Entries provided.
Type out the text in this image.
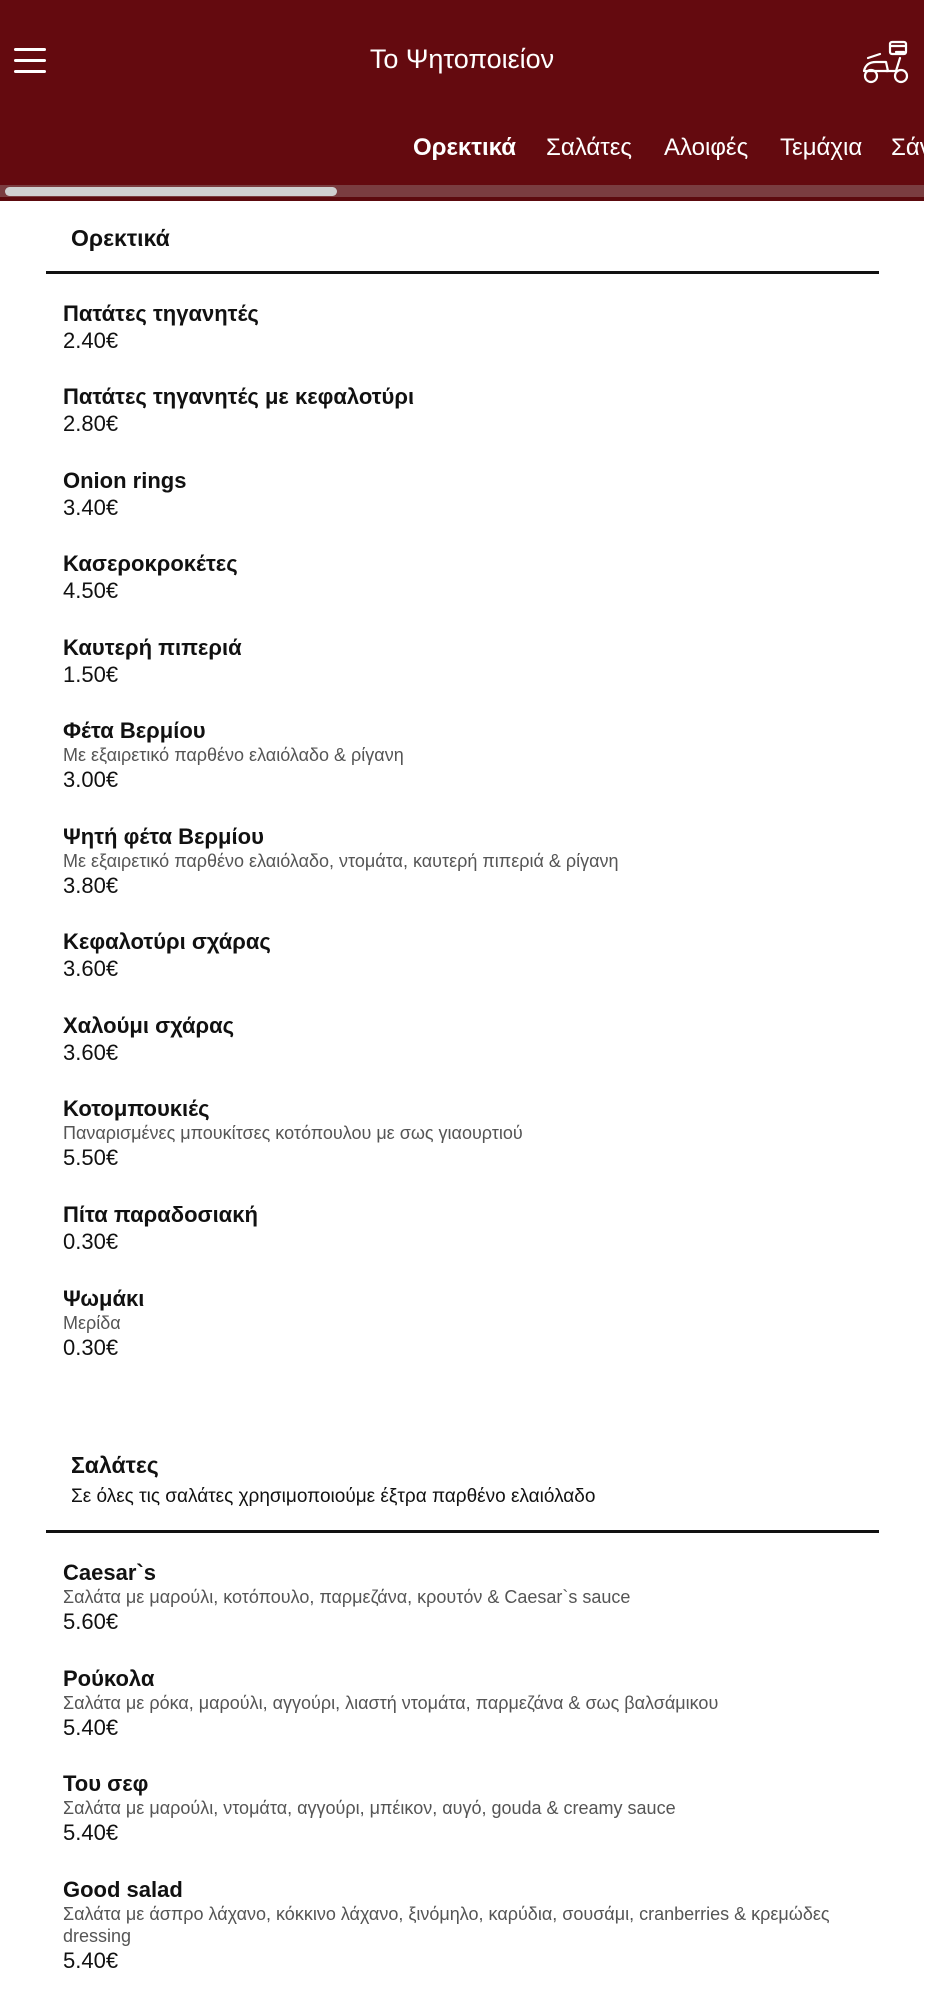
Το Ψητοποιείον
Ορεκτικά Σαλάτες Αλοιφές Τεμάχια Σάν
Ορεκτικά
Πατάτες τηγανητές
2.40€
Πατάτες τηγανητές με κεφαλοτύρι
2.80€
Onion rings
3.40€
Κασεροκροκέτες
4.50€
Καυτερή πιπεριά
1.50€
Φέτα Βερμίου
Με εξαιρετικό παρθένο ελαιόλαδο & ρίγανη
3.00€
Ψητή φέτα Βερμίου
Με εξαιρετικό παρθένο ελαιόλαδο, ντομάτα, καυτερή πιπεριά & ρίγανη
3.80€
Κεφαλοτύρι σχάρας
3.60€
Χαλούμι σχάρας
3.60€
Κοτομπουκιές
Παναρισμένες μπουκίτσες κοτόπουλου με σως γιαουρτιού
5.50€
Πίτα παραδοσιακή
0.30€
Ψωμάκι
Μερίδα
0.30€
Σαλάτες
Σε όλες τις σαλάτες χρησιμοποιούμε έξτρα παρθένο ελαιόλαδο
Caesar`s
Σαλάτα με μαρούλι, κοτόπουλο, παρμεζάνα, κρουτόν & Caesar`s sauce
5.60€
Ρούκολα
Σαλάτα με ρόκα, μαρούλι, αγγούρι, λιαστή ντομάτα, παρμεζάνα & σως βαλσάμικου
5.40€
Του σεφ
Σαλάτα με μαρούλι, ντομάτα, αγγούρι, μπέικον, αυγό, gouda & creamy sauce
5.40€
Good salad
Σαλάτα με άσπρο λάχανο, κόκκινο λάχανο, ξινόμηλο, καρύδια, σουσάμι, cranberries & κρεμώδες dressing
5.40€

Goal of the exercise. The pictures should not appear in the copy; every other part of the records above must be returned exactly.

Response to this task.
Type out the text in this image.
Το Ψητοποιείον
Ορεκτικά Σαλάτες Αλοιφές Τεμάχια Σάν
Ορεκτικά
Πατάτες τηγανητές
2.40€
Πατάτες τηγανητές με κεφαλοτύρι
2.80€
Onion rings
3.40€
Κασεροκροκέτες
4.50€
Καυτερή πιπεριά
1.50€
Φέτα Βερμίου
Με εξαιρετικό παρθένο ελαιόλαδο & ρίγανη
3.00€
Ψητή φέτα Βερμίου
Με εξαιρετικό παρθένο ελαιόλαδο, ντομάτα, καυτερή πιπεριά & ρίγανη
3.80€
Κεφαλοτύρι σχάρας
3.60€
Χαλούμι σχάρας
3.60€
Κοτομπουκιές
Παναρισμένες μπουκίτσες κοτόπουλου με σως γιαουρτιού
5.50€
Πίτα παραδοσιακή
0.30€
Ψωμάκι
Μερίδα
0.30€
Σαλάτες
Σε όλες τις σαλάτες χρησιμοποιούμε έξτρα παρθένο ελαιόλαδο
Caesar`s
Σαλάτα με μαρούλι, κοτόπουλο, παρμεζάνα, κρουτόν & Caesar`s sauce
5.60€
Ρούκολα
Σαλάτα με ρόκα, μαρούλι, αγγούρι, λιαστή ντομάτα, παρμεζάνα & σως βαλσάμικου
5.40€
Του σεφ
Σαλάτα με μαρούλι, ντομάτα, αγγούρι, μπέικον, αυγό, gouda & creamy sauce
5.40€
Good salad
Σαλάτα με άσπρο λάχανο, κόκκινο λάχανο, ξινόμηλο, καρύδια, σουσάμι, cranberries & κρεμώδες dressing
5.40€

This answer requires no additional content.